- Born: Daniel Allen Clark October 14, 1985 (age 40) Chicago, Illinois, U.S.
- Education: New York University
- Occupations: Actor, reporter, producer
- Years active: 1997–present
- Height: 1.73 m (5 ft 8 in)
- Children: 1
- Relatives: Robert Clark (brother)

= Daniel Clark (actor) =

Canadian actor & singer (born 1985)

Daniel Allen Clark (born October 14, 1985) is an American-born Canadian actor and news producer. Clark is best known for his role as Sean Cameron on the Canadian CTV series Degrassi: The Next Generation and as Steve Rendazo in the 2007 film Juno.

==Early life==
Clark was born in Chicago, Illinois. He has two younger brothers: Robert Clark, who starred in The Zack Files and Strange Days at Blake Holsey High, and Aaron Brown.

Clark was raised in Toronto, Ontario.

==Career==
At age 12, his first role was Chip in a stage production of Disney's Beauty and the Beast in 1997.

He made a number of appearances on TV series, including Eerie Indiana: The Other Dimension, Goosebumps and Are You Afraid of the Dark?, and featured roles in films such as Grizzly Falls and Fizzy Bizness. In 2000, he also appeared in ABC's The Wonderful World of Disney television film Model Behavior, along with Justin Timberlake.

From 1999 to 2000, Clark portrayed Tim "The Friend" Thomkins on the children's TV show I Was a Sixth Grade Alien!, along with future Degrassi co-star Ryan Cooley. He was nominated in 2000 for "Best Performance in a TV Comedy Series" as "Supporting Young Actor" for his role in I Was a Sixth Grade Alien!.

• Collected data
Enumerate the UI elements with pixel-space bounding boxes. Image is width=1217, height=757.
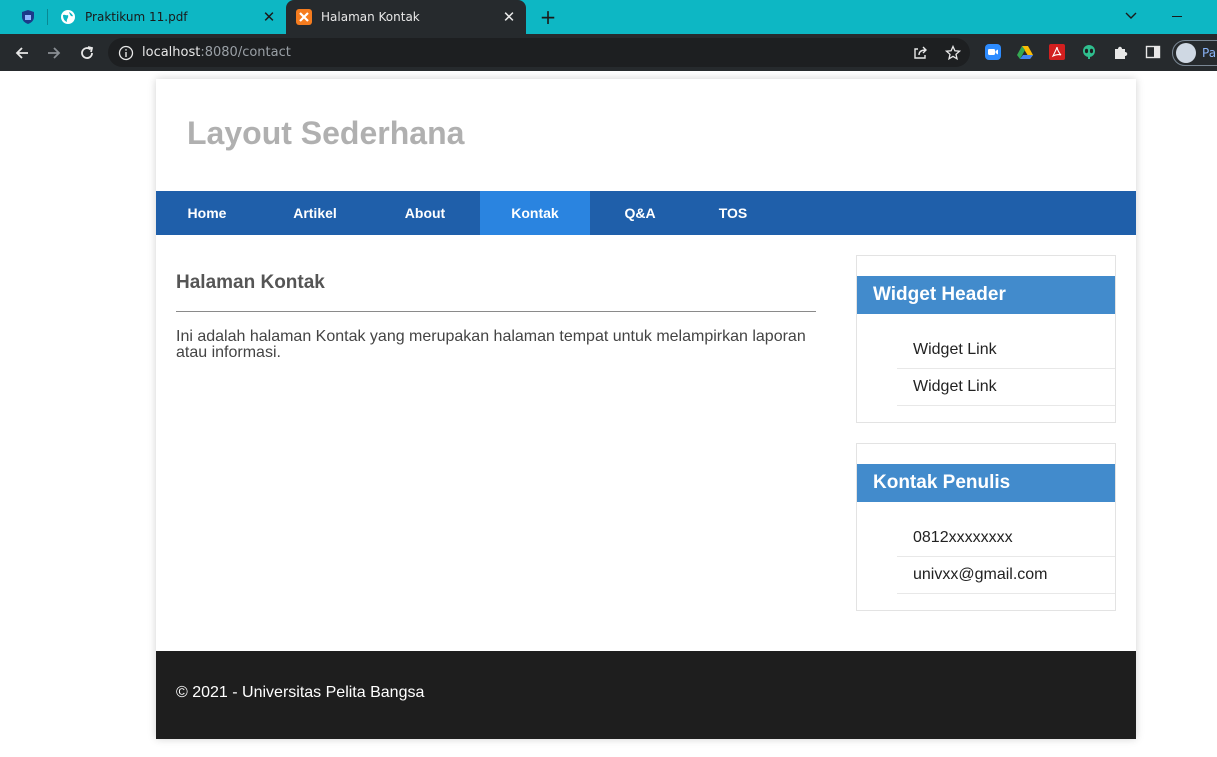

• Actions to take
A: Using the Daniel Clark biography, answer each question briefly:
(i) In which city was Clark born?
(ii) What was his first role, and in what year?
(iii) Which character did he portray on I Was a Sixth Grade Alien!?
B: Decide whether each statement agrees with the Daniel Clark biography. Answer yes or no, and quote the words that settle it.
(i) Clark grew up in Toronto.
(ii) Clark has two older brothers.
(iii) Clark appeared in the television film Model Behavior in 2000.
C: Summarize the Daniel Clark biography in two sentences.
The lines have no connection to the Daniel Clark biography.

• Solutions by task
A:
(i) Chicago, Illinois
(ii) Chip in a stage production of Disney's Beauty and the Beast, in 1997
(iii) Tim "The Friend" Thomkins

B:
(i) Yes: "Clark was raised in Toronto, Ontario."
(ii) No: "He has two younger brothers"
(iii) Yes: "In 2000, he also appeared in ABC's The Wonderful World of Disney television film Model Behavior, along with Justin Timberlake."

C: Daniel Allen Clark, born in Chicago in 1985 and raised in Toronto, is an American-born Canadian actor and news producer best known as Sean Cameron on Degrassi: The Next Generation and as Steve Rendazo in the film Juno. His first role came at age 12 as Chip in a 1997 stage production of Disney's Beauty and the Beast, and he went on to appear in several TV series and films, earning a 2000 nomination for his role in I Was a Sixth Grade Alien!.